**Exercise instructions:**
Write each line out again exactly as written.

**Given records:**
^^^^^^^^

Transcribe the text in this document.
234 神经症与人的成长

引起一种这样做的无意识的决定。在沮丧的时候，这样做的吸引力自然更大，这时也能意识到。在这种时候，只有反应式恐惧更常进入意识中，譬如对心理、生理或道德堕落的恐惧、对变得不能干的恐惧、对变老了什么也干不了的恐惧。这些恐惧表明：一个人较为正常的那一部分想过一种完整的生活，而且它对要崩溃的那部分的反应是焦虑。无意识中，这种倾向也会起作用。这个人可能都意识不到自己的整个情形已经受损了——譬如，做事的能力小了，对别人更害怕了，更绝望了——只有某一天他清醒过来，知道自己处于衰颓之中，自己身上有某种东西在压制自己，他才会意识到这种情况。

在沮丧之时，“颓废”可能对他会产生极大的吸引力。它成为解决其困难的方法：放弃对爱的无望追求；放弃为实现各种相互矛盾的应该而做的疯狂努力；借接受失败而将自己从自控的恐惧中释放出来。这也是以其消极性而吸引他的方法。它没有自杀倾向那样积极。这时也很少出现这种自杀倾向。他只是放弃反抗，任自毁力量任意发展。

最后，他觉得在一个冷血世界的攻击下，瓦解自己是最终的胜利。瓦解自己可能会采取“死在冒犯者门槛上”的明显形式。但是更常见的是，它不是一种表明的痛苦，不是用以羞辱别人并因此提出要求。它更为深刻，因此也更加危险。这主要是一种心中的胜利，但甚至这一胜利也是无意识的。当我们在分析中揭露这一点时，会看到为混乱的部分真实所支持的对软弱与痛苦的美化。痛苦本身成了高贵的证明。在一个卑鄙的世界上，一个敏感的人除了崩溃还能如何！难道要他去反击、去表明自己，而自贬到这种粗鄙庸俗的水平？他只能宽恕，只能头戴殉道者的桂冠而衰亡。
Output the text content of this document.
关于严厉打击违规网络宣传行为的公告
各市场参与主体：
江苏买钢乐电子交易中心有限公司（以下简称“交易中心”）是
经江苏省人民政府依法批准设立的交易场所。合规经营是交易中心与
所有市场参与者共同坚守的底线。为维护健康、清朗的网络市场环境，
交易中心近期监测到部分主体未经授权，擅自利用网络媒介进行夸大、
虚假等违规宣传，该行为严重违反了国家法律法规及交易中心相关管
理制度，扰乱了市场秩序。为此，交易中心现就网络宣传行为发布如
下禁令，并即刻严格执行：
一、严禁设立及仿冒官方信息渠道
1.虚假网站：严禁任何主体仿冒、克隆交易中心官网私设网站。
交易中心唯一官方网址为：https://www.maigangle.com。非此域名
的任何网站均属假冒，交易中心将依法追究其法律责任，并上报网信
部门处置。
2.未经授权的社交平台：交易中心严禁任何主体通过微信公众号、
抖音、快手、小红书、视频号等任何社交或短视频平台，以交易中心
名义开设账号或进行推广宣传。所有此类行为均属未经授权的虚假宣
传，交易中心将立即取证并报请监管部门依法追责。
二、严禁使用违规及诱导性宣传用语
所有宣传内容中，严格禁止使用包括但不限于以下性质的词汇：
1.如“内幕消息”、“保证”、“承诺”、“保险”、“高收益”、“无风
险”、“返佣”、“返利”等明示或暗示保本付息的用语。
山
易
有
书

^^^^^^^^

**Worked solution:**
Transcribe the text in this document.
234 神经症与人的成长

引起一种这样做的无意识的决定。在沮丧的时候，这样做的吸引力自然更大，这时也能意识到。在这种时候，只有反应式恐惧更常进入意识中，譬如对心理、生理或道德堕落的恐惧、对变得不能干的恐惧、对变老了什么也干不了的恐惧。这些恐惧表明：一个人较为正常的那一部分想过一种完整的生活，而且它对要崩溃的那部分的反应是焦虑。无意识中，这种倾向也会起作用。这个人可能都意识不到自己的整个情形已经受损了——譬如，做事的能力小了，对别人更害怕了，更绝望了——只有某一天他清醒过来，知道自己处于衰颓之中，自己身上有某种东西在压制自己，他才会意识到这种情况。

在沮丧之时，“颓废”可能对他会产生极大的吸引力。它成为解决其困难的方法：放弃对爱的无望追求；放弃为实现各种相互矛盾的应该而做的疯狂努力；借接受失败而将自己从自控的恐惧中释放出来。这也是以其消极性而吸引他的方法。它没有自杀倾向那样积极。这时也很少出现这种自杀倾向。他只是放弃反抗，任自毁力量任意发展。

最后，他觉得在一个冷血世界的攻击下，瓦解自己是最终的胜利。瓦解自己可能会采取“死在冒犯者门槛上”的明显形式。但是更常见的是，它不是一种表明的痛苦，不是用以羞辱别人并因此提出要求。它更为深刻，因此也更加危险。这主要是一种心中的胜利，但甚至这一胜利也是无意识的。当我们在分析中揭露这一点时，会看到为混乱的部分真实所支持的对软弱与痛苦的美化。痛苦本身成了高贵的证明。在一个卑鄙的世界上，一个敏感的人除了崩溃还能如何！难道要他去反击、去表明自己，而自贬到这种粗鄙庸俗的水平？他只能宽恕，只能头戴殉道者的桂冠而衰亡。
Output the text content of this document.
关于严厉打击违规网络宣传行为的公告
各市场参与主体：
江苏买钢乐电子交易中心有限公司（以下简称“交易中心”）是
经江苏省人民政府依法批准设立的交易场所。合规经营是交易中心与
所有市场参与者共同坚守的底线。为维护健康、清朗的网络市场环境，
交易中心近期监测到部分主体未经授权，擅自利用网络媒介进行夸大、
虚假等违规宣传，该行为严重违反了国家法律法规及交易中心相关管
理制度，扰乱了市场秩序。为此，交易中心现就网络宣传行为发布如
下禁令，并即刻严格执行：
一、严禁设立及仿冒官方信息渠道
1.虚假网站：严禁任何主体仿冒、克隆交易中心官网私设网站。
交易中心唯一官方网址为：https://www.maigangle.com。非此域名
的任何网站均属假冒，交易中心将依法追究其法律责任，并上报网信
部门处置。
2.未经授权的社交平台：交易中心严禁任何主体通过微信公众号、
抖音、快手、小红书、视频号等任何社交或短视频平台，以交易中心
名义开设账号或进行推广宣传。所有此类行为均属未经授权的虚假宣
传，交易中心将立即取证并报请监管部门依法追责。
二、严禁使用违规及诱导性宣传用语
所有宣传内容中，严格禁止使用包括但不限于以下性质的词汇：
1.如“内幕消息”、“保证”、“承诺”、“保险”、“高收益”、“无风
险”、“返佣”、“返利”等明示或暗示保本付息的用语。
山
易
有
书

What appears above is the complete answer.